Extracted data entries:
────────────────────

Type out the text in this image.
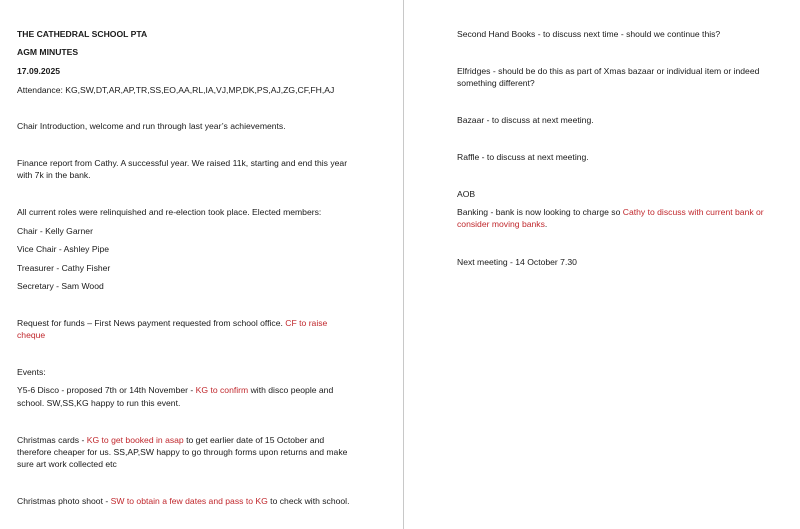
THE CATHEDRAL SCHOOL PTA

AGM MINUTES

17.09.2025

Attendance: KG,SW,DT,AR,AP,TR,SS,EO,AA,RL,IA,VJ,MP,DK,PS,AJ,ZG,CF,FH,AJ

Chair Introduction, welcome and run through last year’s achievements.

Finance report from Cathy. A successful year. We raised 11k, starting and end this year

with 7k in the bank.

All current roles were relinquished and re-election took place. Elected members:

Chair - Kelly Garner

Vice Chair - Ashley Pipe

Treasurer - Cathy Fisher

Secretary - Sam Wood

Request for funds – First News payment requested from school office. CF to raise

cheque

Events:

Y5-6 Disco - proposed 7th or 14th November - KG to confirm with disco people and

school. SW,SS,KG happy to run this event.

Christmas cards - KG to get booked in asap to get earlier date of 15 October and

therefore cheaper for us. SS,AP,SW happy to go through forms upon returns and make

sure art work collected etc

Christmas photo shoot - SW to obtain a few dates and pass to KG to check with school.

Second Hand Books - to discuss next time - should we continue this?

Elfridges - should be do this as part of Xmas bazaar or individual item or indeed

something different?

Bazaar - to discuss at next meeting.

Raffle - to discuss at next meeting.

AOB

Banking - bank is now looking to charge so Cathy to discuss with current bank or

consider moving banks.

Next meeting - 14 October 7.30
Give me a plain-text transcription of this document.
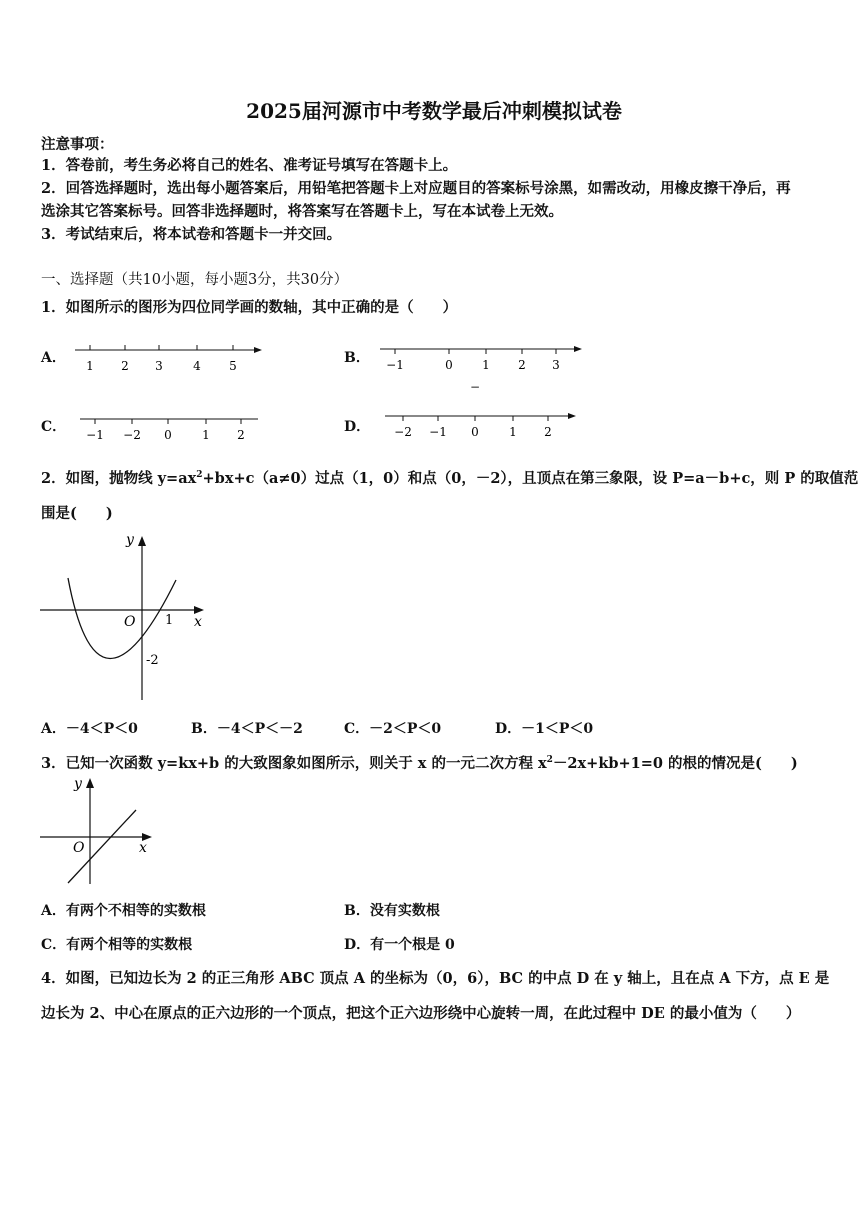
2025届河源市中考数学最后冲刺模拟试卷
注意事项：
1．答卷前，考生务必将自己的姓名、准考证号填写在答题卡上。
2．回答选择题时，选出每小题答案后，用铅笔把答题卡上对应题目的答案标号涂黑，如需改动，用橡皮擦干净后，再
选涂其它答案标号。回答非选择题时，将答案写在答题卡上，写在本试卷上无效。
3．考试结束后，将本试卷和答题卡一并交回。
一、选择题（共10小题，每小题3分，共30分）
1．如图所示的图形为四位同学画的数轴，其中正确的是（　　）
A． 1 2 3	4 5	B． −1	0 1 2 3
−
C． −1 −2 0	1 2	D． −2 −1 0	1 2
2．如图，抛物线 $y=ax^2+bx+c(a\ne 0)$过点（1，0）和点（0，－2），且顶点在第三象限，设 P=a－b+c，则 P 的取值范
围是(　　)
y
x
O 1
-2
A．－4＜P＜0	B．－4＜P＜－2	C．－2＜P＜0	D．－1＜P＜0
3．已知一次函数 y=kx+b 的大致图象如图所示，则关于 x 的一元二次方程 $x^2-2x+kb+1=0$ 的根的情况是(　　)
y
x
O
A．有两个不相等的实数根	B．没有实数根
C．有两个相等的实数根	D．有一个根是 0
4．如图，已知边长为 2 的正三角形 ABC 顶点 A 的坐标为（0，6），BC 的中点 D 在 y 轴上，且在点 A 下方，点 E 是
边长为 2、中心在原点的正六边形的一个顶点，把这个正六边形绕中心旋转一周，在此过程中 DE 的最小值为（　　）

────────────────────

GIVEN EXERCISE:
In the copy, include no pictures; restate the listing above exactly.

IN RESPONSE:
Type out the text in this image.
THE CATHEDRAL SCHOOL PTA

AGM MINUTES

17.09.2025

Attendance: KG,SW,DT,AR,AP,TR,SS,EO,AA,RL,IA,VJ,MP,DK,PS,AJ,ZG,CF,FH,AJ

Chair Introduction, welcome and run through last year’s achievements.

Finance report from Cathy. A successful year. We raised 11k, starting and end this year

with 7k in the bank.

All current roles were relinquished and re-election took place. Elected members:

Chair - Kelly Garner

Vice Chair - Ashley Pipe

Treasurer - Cathy Fisher

Secretary - Sam Wood

Request for funds – First News payment requested from school office. CF to raise

cheque

Events:

Y5-6 Disco - proposed 7th or 14th November - KG to confirm with disco people and

school. SW,SS,KG happy to run this event.

Christmas cards - KG to get booked in asap to get earlier date of 15 October and

therefore cheaper for us. SS,AP,SW happy to go through forms upon returns and make

sure art work collected etc

Christmas photo shoot - SW to obtain a few dates and pass to KG to check with school.

Second Hand Books - to discuss next time - should we continue this?

Elfridges - should be do this as part of Xmas bazaar or individual item or indeed

something different?

Bazaar - to discuss at next meeting.

Raffle - to discuss at next meeting.

AOB

Banking - bank is now looking to charge so Cathy to discuss with current bank or

consider moving banks.

Next meeting - 14 October 7.30
Give me a plain-text transcription of this document.
2025届河源市中考数学最后冲刺模拟试卷
注意事项：
1．答卷前，考生务必将自己的姓名、准考证号填写在答题卡上。
2．回答选择题时，选出每小题答案后，用铅笔把答题卡上对应题目的答案标号涂黑，如需改动，用橡皮擦干净后，再
选涂其它答案标号。回答非选择题时，将答案写在答题卡上，写在本试卷上无效。
3．考试结束后，将本试卷和答题卡一并交回。
一、选择题（共10小题，每小题3分，共30分）
1．如图所示的图形为四位同学画的数轴，其中正确的是（　　）
A． 1 2 3	4 5	B． −1	0 1 2 3
−
C． −1 −2 0	1 2	D． −2 −1 0	1 2
2．如图，抛物线 $y=ax^2+bx+c(a\ne 0)$过点（1，0）和点（0，－2），且顶点在第三象限，设 P=a－b+c，则 P 的取值范
围是(　　)
y
x
O 1
-2
A．－4＜P＜0	B．－4＜P＜－2	C．－2＜P＜0	D．－1＜P＜0
3．已知一次函数 y=kx+b 的大致图象如图所示，则关于 x 的一元二次方程 $x^2-2x+kb+1=0$ 的根的情况是(　　)
y
x
O
A．有两个不相等的实数根	B．没有实数根
C．有两个相等的实数根	D．有一个根是 0
4．如图，已知边长为 2 的正三角形 ABC 顶点 A 的坐标为（0，6），BC 的中点 D 在 y 轴上，且在点 A 下方，点 E 是
边长为 2、中心在原点的正六边形的一个顶点，把这个正六边形绕中心旋转一周，在此过程中 DE 的最小值为（　　）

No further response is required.